[Start Selected excerpt]

The winning connections were then transported to the podium in three horse-drawn carriages, with Danedream’s jockey Andrasch Starke having obviously taken lessons from Frankie Dettori in how to properly celebrate a big win.

Waving, blowing kisses, jumping up and down on the podium and basically smooching everyone in sight irrespective of their gender, Starke gives a display of public emotion not seen from a German since the Berlin Wall came down or since the Fuhrer finally got the message that the game was up and shot himself.

Danedream, who cost just 9000 Euros as a yearling, was described by Peter Schiergen in the most predictable sound bite of 2011 as “the best horse I have ever trained.”  Well, he would say that, wouldn’t he?  The jockey would have described her as the best he’s ever ridden, if they could have dragged him away from his celebratory gymnastics.

Schiergen was himself a pretty good jockey and the 273 winners he rode in 1995 still remains the European record for a single season.  He hung up his saddle only two years later and turned his hand to training.  His previous stars have included the very well-travelled Quijano, a regular visitor to Dubai until a couple of seasons ago, but that first Sunday of October 2011 in Paris eclipsed anything that either Schiergen or the ebullient Starke have ever accomplished before.

The most common questions I had to answer when I returned home from this expedition were, “what was the Arc like?” (hot and crowded) and “what is Longchamp like?”  To be blunt, for the ordinary paying customer Longchamp is pretty shitty.  There are no benches, let alone seats, in the stands for racegoers to park their butts on.  Just empty steps, with their spilled drinks, cigarette butts, and melted ice creams.  On the other hand, the admission fee of 8 Euros is precisely equivalent to the price of 2 Cokes on course and for that you get seven Gr 1 races for thoroughbreds, the World Cup for purebred Arabians, and a competitive handicap which was won in resounding style by a son of the briefly SA-domiciled Daylami.  Who cares about dirty trousers?  That’s what washing machines were designed for, for pity’s sakes.

[End Selected excerpt]

Required actions
1/ Repeat word for word everything in the Danedream race report from "The winning connections" down to "and shot himself.".
2/ Write what comes next in the Danedream race report, picking up after its final sentence.

[Start Material shown]

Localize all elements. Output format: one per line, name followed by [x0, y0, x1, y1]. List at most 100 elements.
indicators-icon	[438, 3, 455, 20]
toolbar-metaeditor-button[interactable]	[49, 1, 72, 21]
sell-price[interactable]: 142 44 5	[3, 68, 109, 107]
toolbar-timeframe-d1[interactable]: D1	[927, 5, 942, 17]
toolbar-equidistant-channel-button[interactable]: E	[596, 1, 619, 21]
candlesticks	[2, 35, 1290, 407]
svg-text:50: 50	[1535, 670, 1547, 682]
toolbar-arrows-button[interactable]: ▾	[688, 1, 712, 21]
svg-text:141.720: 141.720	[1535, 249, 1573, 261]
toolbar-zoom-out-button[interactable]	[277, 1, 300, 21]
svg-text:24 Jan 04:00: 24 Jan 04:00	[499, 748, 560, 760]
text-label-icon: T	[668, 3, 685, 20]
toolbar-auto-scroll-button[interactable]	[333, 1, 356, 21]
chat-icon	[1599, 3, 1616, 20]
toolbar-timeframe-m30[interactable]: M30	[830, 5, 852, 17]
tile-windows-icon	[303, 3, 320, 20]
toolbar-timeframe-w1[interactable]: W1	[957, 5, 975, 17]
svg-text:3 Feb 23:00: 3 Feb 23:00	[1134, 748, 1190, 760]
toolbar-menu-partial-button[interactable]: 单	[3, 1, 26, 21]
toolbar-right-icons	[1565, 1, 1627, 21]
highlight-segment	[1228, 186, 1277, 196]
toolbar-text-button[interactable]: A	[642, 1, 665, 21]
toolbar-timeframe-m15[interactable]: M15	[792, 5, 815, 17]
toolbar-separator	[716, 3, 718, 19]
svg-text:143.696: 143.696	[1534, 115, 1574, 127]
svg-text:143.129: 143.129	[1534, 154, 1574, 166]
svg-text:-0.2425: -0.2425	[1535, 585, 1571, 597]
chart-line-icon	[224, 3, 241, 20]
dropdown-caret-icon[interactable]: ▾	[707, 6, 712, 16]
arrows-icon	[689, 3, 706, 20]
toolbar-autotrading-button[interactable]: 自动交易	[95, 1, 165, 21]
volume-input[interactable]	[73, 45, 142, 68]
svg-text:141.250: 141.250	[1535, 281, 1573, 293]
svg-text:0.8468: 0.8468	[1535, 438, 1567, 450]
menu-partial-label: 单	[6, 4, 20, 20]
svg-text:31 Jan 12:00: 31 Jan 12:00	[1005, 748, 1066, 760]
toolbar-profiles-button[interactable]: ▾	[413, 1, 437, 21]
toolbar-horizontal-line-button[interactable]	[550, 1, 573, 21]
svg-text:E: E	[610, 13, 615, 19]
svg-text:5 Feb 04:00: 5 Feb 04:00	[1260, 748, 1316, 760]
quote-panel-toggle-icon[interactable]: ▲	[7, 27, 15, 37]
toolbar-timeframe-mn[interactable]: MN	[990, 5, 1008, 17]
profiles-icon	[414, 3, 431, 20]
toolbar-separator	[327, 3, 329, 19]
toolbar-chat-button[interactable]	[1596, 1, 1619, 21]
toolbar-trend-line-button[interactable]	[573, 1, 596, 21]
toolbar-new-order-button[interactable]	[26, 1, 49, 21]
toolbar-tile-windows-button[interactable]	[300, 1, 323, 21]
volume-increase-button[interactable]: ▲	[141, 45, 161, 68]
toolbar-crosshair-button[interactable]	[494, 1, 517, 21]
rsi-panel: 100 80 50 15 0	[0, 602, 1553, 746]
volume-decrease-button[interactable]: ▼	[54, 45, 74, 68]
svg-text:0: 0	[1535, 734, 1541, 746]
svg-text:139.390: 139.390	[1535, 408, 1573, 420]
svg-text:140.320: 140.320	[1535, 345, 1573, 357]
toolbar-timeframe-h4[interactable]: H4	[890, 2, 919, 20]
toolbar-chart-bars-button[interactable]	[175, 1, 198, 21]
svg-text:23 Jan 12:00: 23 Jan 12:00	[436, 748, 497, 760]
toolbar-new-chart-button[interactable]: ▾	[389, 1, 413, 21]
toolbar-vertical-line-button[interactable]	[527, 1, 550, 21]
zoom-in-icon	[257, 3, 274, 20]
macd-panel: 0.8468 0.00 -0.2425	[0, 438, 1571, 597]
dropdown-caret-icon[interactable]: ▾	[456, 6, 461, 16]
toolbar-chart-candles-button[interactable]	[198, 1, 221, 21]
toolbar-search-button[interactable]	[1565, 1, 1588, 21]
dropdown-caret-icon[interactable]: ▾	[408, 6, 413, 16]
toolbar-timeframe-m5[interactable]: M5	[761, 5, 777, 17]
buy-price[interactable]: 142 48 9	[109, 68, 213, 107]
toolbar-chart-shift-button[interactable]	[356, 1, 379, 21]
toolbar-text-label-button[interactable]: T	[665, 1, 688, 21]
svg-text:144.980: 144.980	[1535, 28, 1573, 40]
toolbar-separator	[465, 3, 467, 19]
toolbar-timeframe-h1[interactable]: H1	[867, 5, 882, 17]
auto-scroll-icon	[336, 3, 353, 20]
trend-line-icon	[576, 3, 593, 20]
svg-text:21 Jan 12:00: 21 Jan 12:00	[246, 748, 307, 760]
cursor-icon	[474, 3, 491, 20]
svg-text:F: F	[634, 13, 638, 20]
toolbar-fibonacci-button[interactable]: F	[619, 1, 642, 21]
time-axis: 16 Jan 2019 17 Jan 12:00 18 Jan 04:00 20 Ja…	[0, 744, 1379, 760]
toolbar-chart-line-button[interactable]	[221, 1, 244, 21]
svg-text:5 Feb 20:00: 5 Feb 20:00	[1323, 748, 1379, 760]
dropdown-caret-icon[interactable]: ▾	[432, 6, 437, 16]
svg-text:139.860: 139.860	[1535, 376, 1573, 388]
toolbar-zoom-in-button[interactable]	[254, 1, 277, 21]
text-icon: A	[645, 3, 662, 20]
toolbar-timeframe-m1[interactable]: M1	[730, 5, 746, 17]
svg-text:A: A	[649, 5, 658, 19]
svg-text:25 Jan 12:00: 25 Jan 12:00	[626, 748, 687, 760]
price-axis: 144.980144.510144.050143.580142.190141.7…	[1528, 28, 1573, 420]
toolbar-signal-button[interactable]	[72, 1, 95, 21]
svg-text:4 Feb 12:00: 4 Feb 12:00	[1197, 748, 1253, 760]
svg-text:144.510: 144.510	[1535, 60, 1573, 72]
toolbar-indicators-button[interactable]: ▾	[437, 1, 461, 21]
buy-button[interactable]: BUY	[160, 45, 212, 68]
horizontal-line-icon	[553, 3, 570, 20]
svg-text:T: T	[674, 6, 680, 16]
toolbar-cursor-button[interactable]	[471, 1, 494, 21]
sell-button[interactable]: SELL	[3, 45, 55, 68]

[End Material shown]

Responses by task
1/
The winning connections were then transported to the podium in three horse-drawn carriages, with Danedream’s jockey Andrasch Starke having obviously taken lessons from Frankie Dettori in how to properly celebrate a big win.

Waving, blowing kisses, jumping up and down on the podium and basically smooching everyone in sight irrespective of their gender, Starke gives a display of public emotion not seen from a German since the Berlin Wall came down or since the Fuhrer finally got the message that the game was up and shot himself.

2/
The balance of the card included the Prix du Cadran, a 4000m marathon which sees nine-year-old Kasbah Bliss finally record his first Gr 1 win at the age of nine.  A horse who is no mean jumper and who is equally at home at Cheltenham as at Longchamp, he stays like an unwanted house guest and relishes the fast ground to win comfortably.  On the other end of the scale is the Prix de l’Abbaye, probably the most important 1000m race in Europe.  The 1000m straight course at Longchamp is closer to the back straight than the grandstand and for all that most spectators can see of the race it might as well be taking place at Chantilly or Ascot, but Tangerine Trees leads them all a merry waltz to credit jockey Tom Eaves with his first Gr 1 success.  The horse apparently has 25 owners, but even if they’re all on course they’d get lost in the crowd.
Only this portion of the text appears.